> WHAT YOU NEED TO DO:
- A) Copy the passage of the Hamlet review from "Mironov's prince is" up to and including "himself as well.".
- B) Please proceed with the Hamlet review, writing on from the point where it stops.

> DOCUMENT EXCERPT:
DOUBLE DEUTSCH

The Japan Times
09.18.2002
Nobuko Tanaka

Winner loses all in the games people play

Two eagerly anticipated German-directed productions of Shakespeare arrived in Tokyo last week, each the product of its director's extensive experience and deep deliberation on the play's contemporary relevance, and each given a polished reinterpretation as a result. ...

The first to open, on Sept. 7, was Hamlet at the New National Theater in Shinjuku, with Peter Stein directing. Born in 1937, Stein built his reputation with contemporary European drama during the 1970s and ‘80s as the artistic director of the Schaubuhne Theater in West Berlin. He resigned from the Schaubuhne in the mid-‘80s, but continued working as a guest director while also turning his attention to opera and collaborations with Russian dramatists.

In 1993 he caused a sensation with his radical, grand-scale production of Aeschylus' fifth-century B.C. tragedy Oresteia, staged in Moscow with a Russian cast. This Hamlet uses many of the same cast and crew members, with thirtysomething human dynamo Yevgeny Mironov as the Prince of Denmark. Stein believes that Mironov, who played Orestes in Oresteia, is his "ideal and only Hamlet."

And Mironov and Stein together give us a Hamlet unlike any other. This production begins with the solemn tolling of a bell, as if summoning the young, wise prince to fulfill his onerous duty: to avenge the murder of his father by his uncle Claudius, his adored mother's new husband, and in doing so to go against his own nature to purify this world of fraud and scheming.

Mironov's prince is up to the task. Incisive, active and artistic, he is far from the naive, delicate young man with a mother-complex that many directors portray on stage. He moves swiftly and athletically, his innate love of life expressing itself in energetic fencing and a love of music – he picks up a saxophone, and its sound is a blast of human warmth amid the gloom of the conspiring Danish court. It's obvious that this young man is motivated by a sincere passion to improve the lives of those around him – a passion that, tragically, ends in death not only for his mother and Claudius, but for himself as well.

> STORED ROWS:
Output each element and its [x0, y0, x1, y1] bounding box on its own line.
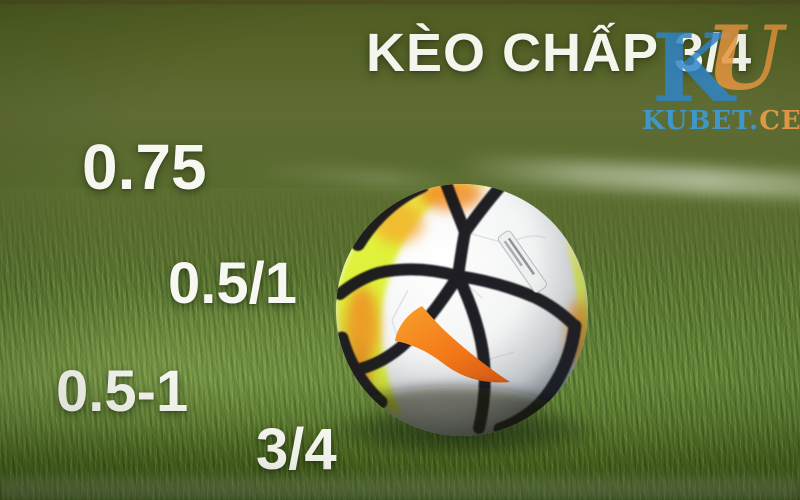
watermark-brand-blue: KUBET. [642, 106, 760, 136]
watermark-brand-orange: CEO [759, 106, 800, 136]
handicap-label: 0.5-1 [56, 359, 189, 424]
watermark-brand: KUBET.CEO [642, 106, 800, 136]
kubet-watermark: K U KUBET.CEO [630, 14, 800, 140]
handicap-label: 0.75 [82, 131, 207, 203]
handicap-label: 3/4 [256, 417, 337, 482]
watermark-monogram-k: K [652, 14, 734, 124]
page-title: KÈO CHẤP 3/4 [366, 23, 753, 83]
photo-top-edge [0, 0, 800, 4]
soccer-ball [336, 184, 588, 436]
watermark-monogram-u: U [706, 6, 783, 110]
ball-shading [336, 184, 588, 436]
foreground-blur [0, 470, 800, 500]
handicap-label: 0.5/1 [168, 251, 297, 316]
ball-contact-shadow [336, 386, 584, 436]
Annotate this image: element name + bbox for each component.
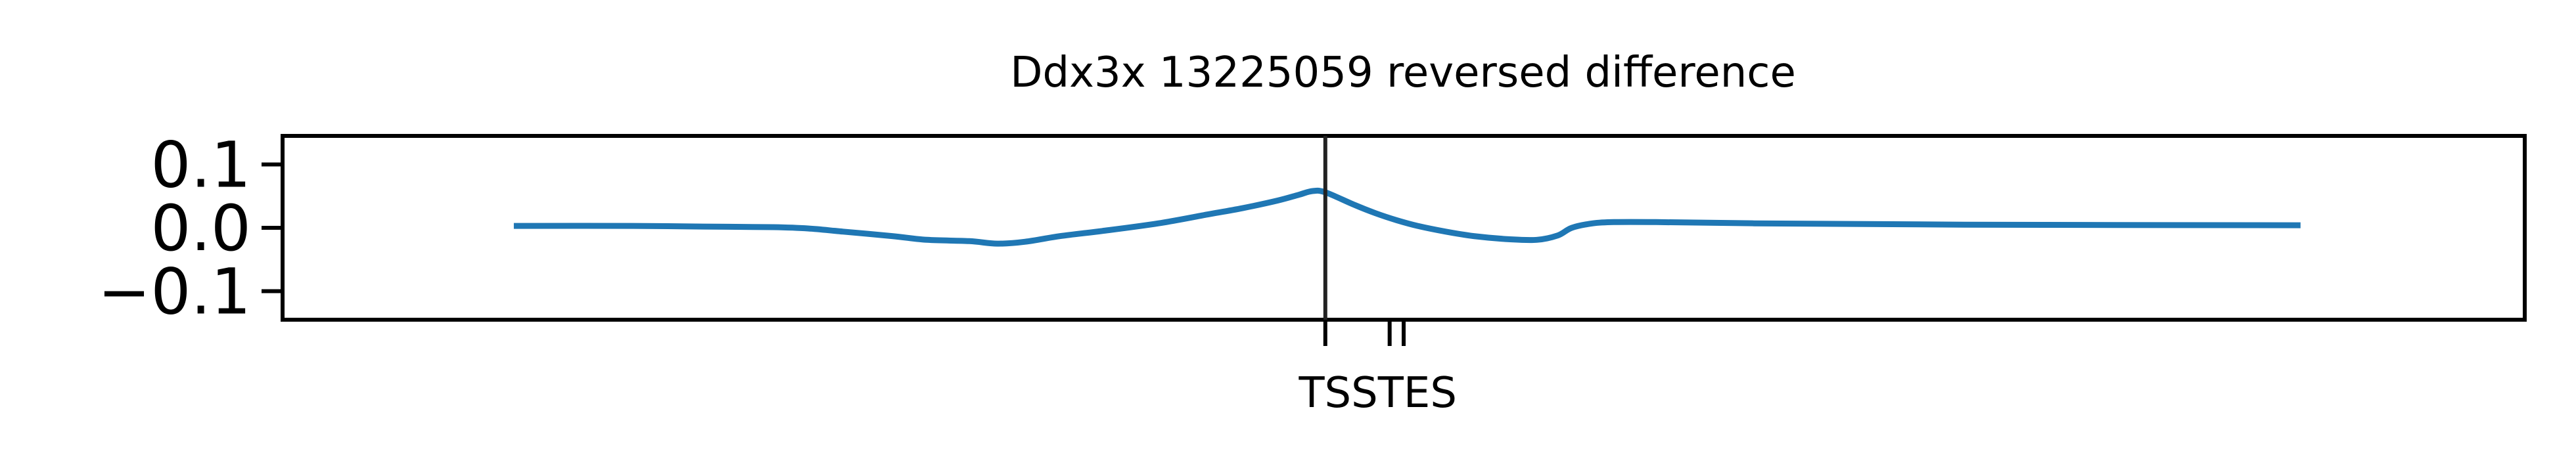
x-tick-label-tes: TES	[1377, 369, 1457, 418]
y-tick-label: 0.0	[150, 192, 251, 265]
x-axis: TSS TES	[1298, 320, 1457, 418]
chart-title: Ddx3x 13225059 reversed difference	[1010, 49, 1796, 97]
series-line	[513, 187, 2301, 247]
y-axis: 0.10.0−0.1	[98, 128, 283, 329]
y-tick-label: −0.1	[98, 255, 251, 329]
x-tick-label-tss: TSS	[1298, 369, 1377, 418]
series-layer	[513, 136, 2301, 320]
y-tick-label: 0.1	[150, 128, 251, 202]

> TASK RESPONSES:
- A)
Mironov's prince is up to the task. Incisive, active and artistic, he is far from the naive, delicate young man with a mother-complex that many directors portray on stage. He moves swiftly and athletically, his innate love of life expressing itself in energetic fencing and a love of music – he picks up a saxophone, and its sound is a blast of human warmth amid the gloom of the conspiring Danish court. It's obvious that this young man is motivated by a sincere passion to improve the lives of those around him – a passion that, tragically, ends in death not only for his mother and Claudius, but for himself as well.

- B)
Stein's Hamlet concentrates, then, on the conflict between youth's life-loving ambition – though this sometimes seems ridiculous to "commonsensical" adults – and Hamlet's active resistance to corrupt, established society. For example, Stein's translation of "To be or not to be" renders its dilemma as "to take action or, by doing nothing, to stay as we are." This prince is alive to the subjectivity that governs notions of right and wrong.

Other characters, too, are crisply reinterpreted. Even Ophelia is less a spurned innocent, the victim of others, than an immature girl whose dependent nature leads directly to her death.

Stein sends a clear message about the dire consequences of plots and dissembling – a message with relevance for the modern world, although the look of this production is Scandinavian and medieval. In this director's sharp reading of the play, what happens onstage is entirely the consequence of people's actions – not the working out of a preordained tragedy. With the play staged in the round and actors roaming the whole auditorium, not simply the simple, black wooden stage, the audience, too, is drawn into this complex moral universe. ...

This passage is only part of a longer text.